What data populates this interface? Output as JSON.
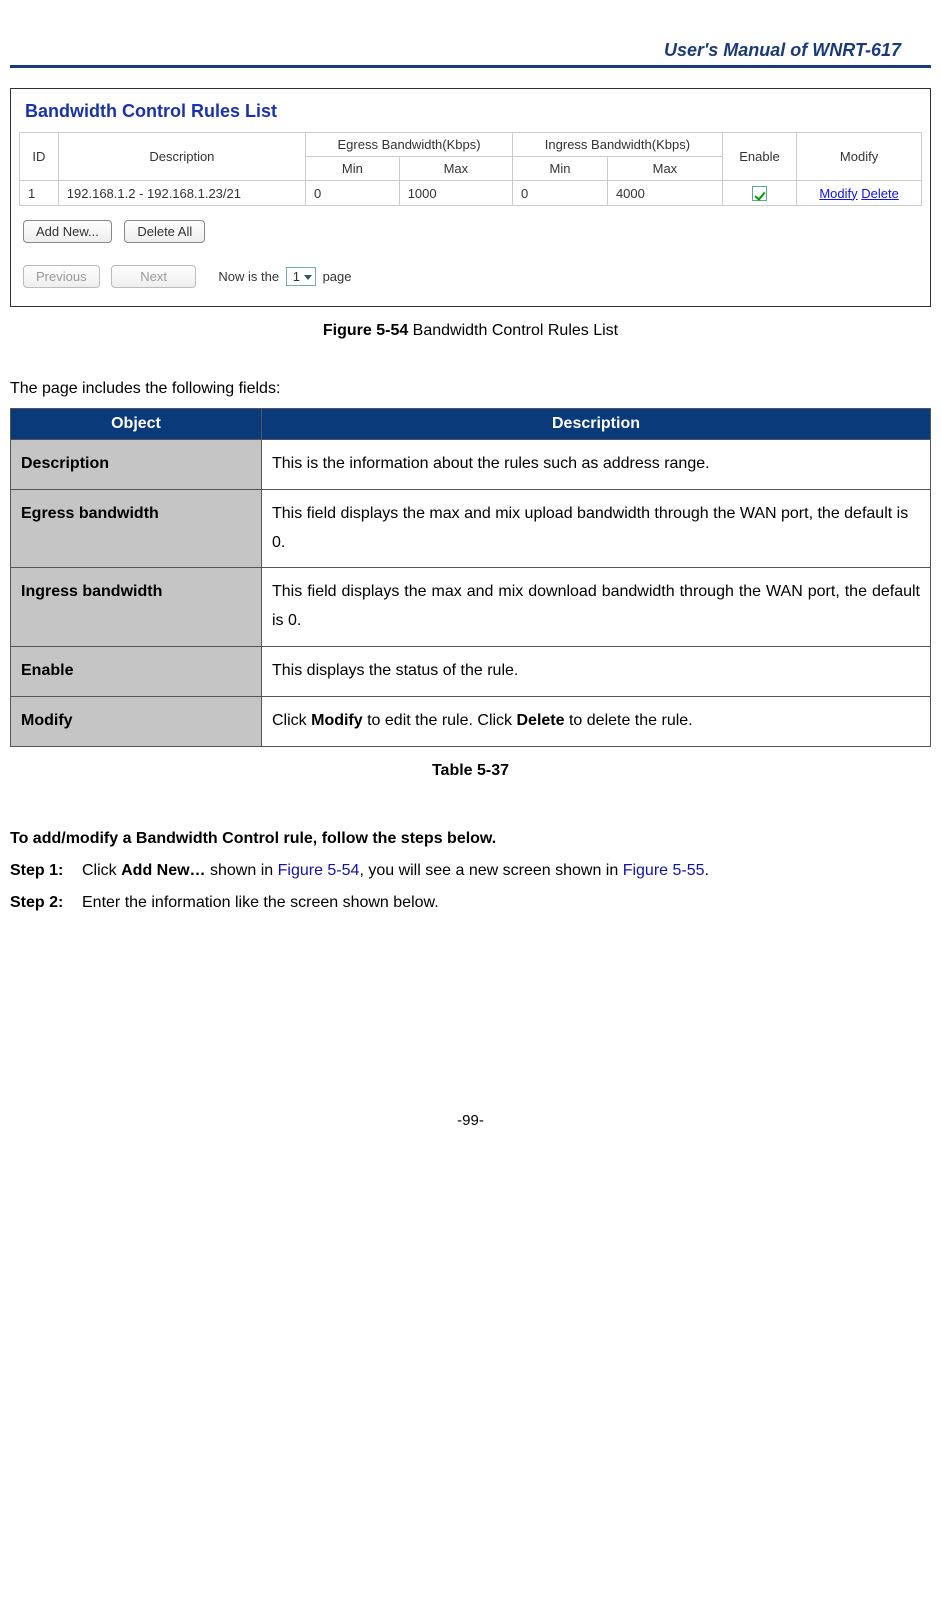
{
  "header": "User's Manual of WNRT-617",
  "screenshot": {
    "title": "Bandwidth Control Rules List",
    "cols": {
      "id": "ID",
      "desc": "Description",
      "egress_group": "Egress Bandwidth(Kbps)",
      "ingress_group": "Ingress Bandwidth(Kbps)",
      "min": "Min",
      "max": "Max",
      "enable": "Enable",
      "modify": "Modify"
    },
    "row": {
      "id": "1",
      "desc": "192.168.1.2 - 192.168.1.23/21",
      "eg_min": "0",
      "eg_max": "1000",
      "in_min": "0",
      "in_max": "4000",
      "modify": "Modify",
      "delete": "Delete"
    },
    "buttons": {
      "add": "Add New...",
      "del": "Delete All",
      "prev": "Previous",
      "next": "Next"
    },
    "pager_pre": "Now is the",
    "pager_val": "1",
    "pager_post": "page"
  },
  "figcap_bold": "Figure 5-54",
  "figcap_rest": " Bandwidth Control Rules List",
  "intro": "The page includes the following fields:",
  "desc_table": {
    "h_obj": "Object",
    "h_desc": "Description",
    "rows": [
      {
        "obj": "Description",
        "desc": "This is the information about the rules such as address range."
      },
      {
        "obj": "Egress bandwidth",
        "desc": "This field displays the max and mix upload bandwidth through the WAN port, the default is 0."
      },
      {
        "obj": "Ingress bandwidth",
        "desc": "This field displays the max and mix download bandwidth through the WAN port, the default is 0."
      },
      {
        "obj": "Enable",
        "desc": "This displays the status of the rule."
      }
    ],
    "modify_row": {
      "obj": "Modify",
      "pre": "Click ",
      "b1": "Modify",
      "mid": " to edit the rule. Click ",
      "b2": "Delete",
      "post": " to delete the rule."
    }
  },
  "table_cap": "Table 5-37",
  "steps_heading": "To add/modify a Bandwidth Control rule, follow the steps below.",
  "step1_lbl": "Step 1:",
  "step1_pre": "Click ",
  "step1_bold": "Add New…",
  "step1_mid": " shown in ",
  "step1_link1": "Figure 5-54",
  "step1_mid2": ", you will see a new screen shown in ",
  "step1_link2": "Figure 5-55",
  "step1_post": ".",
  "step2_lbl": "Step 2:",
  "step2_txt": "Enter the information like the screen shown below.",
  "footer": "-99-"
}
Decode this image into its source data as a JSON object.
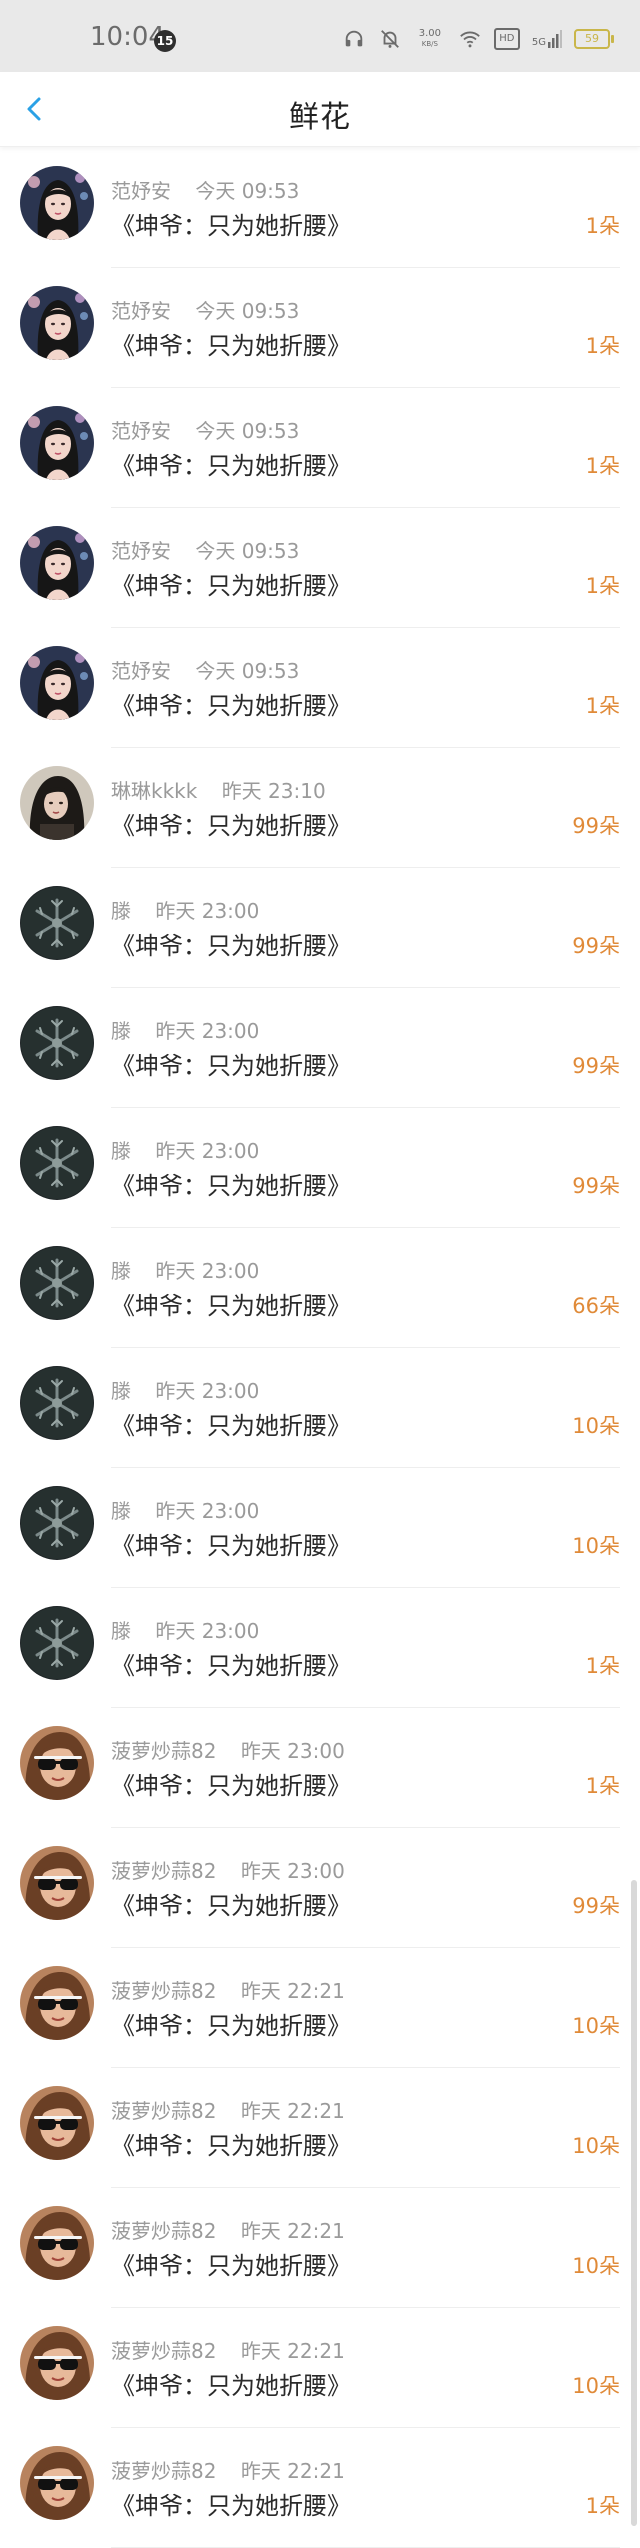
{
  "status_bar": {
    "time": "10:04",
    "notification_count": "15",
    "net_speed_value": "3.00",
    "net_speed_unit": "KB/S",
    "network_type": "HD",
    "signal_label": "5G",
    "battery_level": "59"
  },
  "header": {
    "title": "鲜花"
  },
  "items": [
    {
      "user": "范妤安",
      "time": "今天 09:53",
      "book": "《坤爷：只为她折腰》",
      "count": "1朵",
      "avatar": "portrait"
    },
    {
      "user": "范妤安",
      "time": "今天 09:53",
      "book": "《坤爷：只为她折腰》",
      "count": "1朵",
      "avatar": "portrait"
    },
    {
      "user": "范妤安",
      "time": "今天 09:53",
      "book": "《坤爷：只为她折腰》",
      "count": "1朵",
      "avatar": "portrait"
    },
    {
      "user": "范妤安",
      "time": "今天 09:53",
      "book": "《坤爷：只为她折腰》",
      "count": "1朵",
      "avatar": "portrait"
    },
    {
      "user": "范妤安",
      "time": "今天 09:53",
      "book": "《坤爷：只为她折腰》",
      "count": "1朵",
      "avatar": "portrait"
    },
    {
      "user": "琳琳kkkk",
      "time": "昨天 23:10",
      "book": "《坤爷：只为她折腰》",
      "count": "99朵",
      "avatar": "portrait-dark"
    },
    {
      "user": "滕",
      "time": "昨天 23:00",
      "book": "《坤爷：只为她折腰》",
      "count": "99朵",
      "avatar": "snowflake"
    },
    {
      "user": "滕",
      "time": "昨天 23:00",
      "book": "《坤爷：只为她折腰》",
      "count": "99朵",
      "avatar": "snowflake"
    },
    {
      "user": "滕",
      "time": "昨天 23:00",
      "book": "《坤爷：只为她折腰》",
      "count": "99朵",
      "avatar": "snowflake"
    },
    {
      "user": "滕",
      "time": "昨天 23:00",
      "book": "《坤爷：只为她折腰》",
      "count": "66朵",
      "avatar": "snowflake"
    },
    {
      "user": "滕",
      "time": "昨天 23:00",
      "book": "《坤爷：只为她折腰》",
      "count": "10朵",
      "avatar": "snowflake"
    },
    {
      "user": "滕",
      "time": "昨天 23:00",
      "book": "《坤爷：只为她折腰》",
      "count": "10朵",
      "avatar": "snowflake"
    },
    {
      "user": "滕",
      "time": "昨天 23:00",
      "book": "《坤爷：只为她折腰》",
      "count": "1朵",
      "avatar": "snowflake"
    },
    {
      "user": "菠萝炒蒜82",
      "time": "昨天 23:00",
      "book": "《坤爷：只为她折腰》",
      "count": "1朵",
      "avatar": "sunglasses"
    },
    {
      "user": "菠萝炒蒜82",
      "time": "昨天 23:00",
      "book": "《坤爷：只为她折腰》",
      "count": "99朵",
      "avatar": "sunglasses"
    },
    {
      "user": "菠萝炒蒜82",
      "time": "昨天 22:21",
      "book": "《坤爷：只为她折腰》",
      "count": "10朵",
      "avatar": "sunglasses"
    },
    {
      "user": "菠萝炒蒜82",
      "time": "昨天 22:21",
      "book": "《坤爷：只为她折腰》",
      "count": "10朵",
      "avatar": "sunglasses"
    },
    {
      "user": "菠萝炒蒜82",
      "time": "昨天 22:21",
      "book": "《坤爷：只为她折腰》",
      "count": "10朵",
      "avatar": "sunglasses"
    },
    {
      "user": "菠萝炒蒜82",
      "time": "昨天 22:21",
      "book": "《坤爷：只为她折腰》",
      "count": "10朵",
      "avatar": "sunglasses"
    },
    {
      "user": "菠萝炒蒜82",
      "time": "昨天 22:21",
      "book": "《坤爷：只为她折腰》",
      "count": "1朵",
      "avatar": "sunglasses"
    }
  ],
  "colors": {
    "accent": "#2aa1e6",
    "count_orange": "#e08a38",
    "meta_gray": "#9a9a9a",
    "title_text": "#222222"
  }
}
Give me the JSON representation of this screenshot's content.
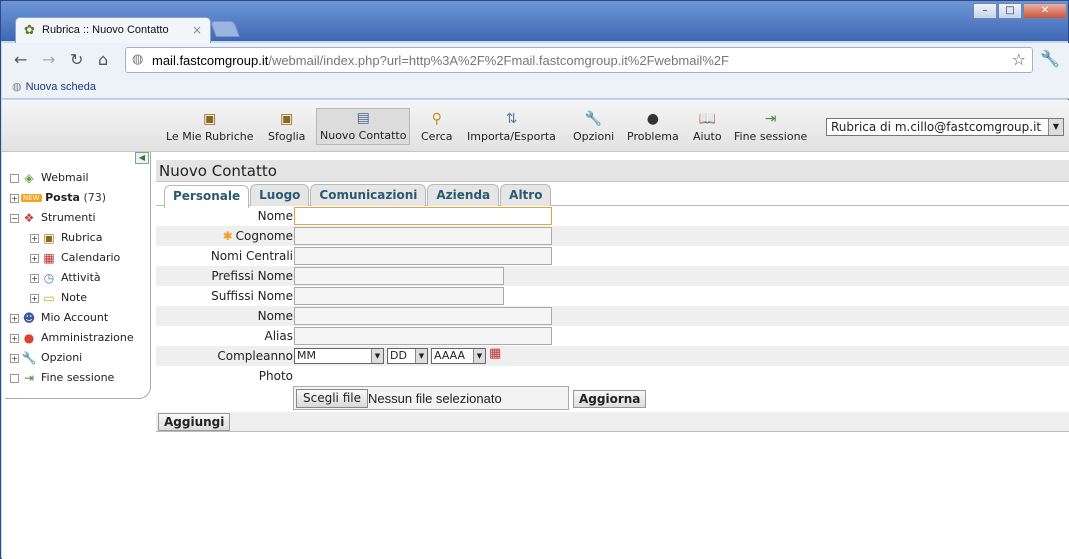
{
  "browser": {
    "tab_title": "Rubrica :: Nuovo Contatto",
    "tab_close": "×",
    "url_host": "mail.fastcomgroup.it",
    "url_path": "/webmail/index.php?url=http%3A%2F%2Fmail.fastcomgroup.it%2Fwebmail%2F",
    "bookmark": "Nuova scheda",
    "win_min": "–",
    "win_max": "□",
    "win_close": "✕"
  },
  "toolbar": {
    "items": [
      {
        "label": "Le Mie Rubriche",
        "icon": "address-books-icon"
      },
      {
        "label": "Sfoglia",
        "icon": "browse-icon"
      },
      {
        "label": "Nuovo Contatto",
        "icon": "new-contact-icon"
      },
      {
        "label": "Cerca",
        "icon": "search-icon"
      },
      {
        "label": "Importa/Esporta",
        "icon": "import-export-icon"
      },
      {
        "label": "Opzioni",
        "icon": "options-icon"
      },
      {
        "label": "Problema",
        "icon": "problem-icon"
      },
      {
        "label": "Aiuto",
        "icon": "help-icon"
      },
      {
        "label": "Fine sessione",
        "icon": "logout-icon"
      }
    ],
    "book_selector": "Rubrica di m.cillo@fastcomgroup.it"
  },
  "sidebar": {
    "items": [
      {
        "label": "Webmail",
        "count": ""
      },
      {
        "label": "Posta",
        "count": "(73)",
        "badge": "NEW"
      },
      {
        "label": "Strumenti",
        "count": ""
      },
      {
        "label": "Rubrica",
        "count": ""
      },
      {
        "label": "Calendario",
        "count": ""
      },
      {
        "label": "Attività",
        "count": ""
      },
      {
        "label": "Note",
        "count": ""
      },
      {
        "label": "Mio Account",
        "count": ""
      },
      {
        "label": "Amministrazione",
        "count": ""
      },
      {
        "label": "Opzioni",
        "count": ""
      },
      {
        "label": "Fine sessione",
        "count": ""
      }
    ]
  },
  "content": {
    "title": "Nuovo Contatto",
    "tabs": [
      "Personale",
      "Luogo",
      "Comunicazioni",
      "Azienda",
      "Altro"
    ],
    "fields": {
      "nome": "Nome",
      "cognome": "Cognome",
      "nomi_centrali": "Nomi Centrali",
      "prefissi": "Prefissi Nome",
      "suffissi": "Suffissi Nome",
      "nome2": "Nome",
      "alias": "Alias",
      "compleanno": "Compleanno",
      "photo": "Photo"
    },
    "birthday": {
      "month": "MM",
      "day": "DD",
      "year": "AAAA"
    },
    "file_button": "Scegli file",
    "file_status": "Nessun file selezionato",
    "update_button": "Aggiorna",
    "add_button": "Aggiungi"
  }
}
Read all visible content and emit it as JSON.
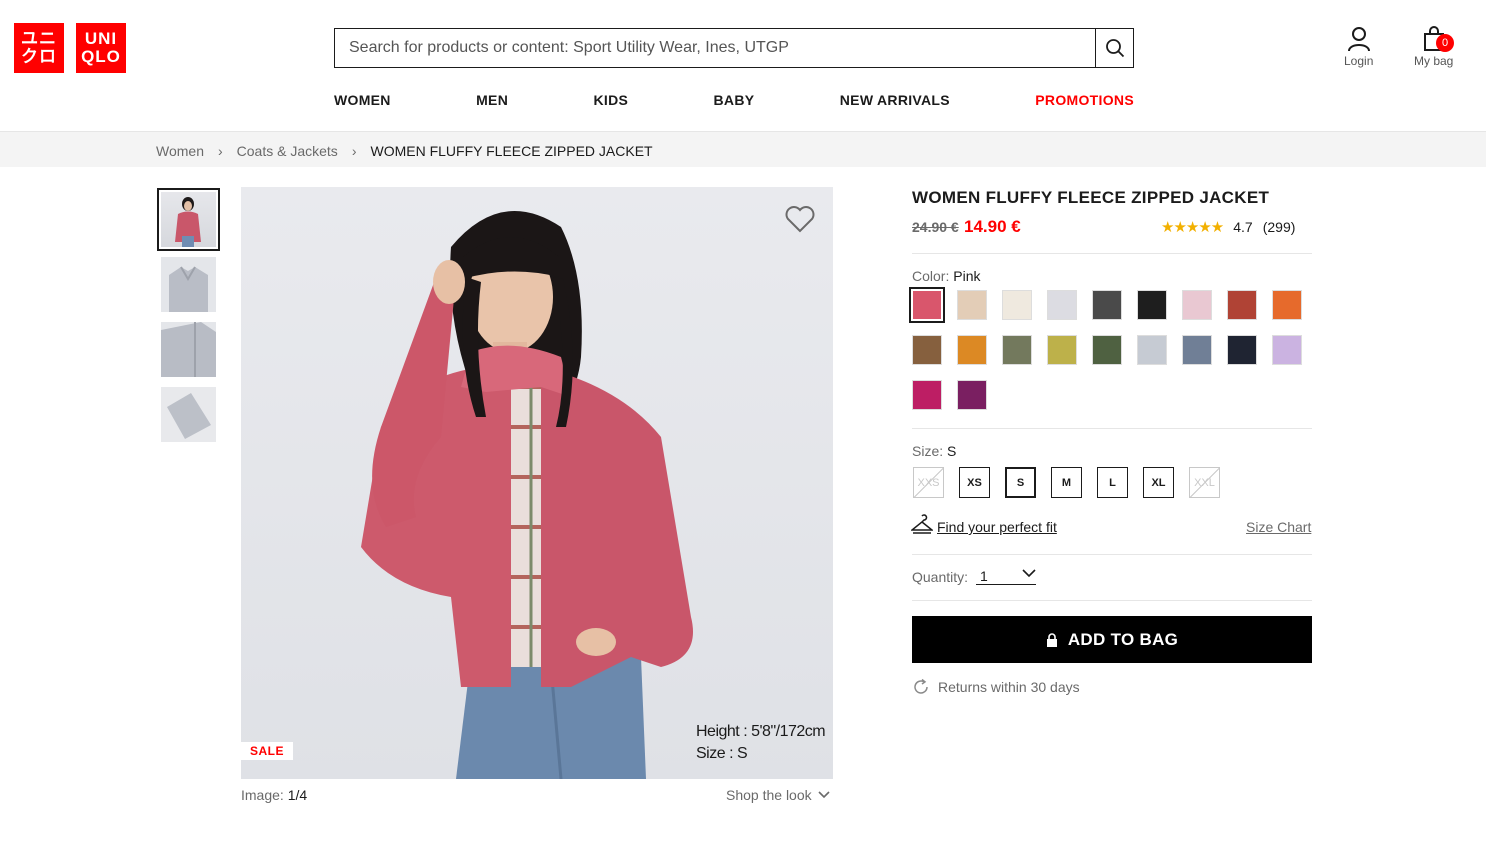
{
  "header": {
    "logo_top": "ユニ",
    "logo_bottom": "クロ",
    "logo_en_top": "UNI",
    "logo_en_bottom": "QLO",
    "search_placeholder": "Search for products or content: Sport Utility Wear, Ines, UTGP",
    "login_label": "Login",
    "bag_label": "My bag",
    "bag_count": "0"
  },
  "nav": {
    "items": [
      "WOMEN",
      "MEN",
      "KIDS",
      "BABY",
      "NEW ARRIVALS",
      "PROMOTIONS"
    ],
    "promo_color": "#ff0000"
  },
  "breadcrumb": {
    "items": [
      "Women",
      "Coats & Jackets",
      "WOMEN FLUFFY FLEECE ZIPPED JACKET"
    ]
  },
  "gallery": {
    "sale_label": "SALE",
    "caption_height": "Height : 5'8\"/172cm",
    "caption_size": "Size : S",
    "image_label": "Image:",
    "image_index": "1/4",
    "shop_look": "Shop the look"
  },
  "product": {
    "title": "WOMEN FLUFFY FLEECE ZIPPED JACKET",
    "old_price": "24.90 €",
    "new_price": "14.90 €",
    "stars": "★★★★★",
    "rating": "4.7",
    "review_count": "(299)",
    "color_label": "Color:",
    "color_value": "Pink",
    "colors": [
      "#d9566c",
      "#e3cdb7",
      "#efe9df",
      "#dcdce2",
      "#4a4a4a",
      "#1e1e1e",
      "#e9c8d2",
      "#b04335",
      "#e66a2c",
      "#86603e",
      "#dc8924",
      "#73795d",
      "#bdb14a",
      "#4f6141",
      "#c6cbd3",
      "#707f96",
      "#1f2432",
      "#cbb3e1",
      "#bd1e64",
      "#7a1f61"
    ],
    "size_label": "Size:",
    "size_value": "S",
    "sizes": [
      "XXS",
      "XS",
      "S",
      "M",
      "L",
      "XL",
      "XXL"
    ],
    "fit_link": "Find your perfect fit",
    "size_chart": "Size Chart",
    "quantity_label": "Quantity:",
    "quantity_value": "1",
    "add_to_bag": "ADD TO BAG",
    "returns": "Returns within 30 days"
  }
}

→ **Task prompt**
Search the listing for the string "fastcomgroup". Copy each line where it turns up.

→ **Written answer**
    "url_host": "mail.fastcomgroup.it",
    "url_path": "/webmail/index.php?url=http%3A%2F%2Fmail.fastcomgroup.it%2Fwebmail%2F",
    "book_selector": "Rubrica di m.cillo@fastcomgroup.it"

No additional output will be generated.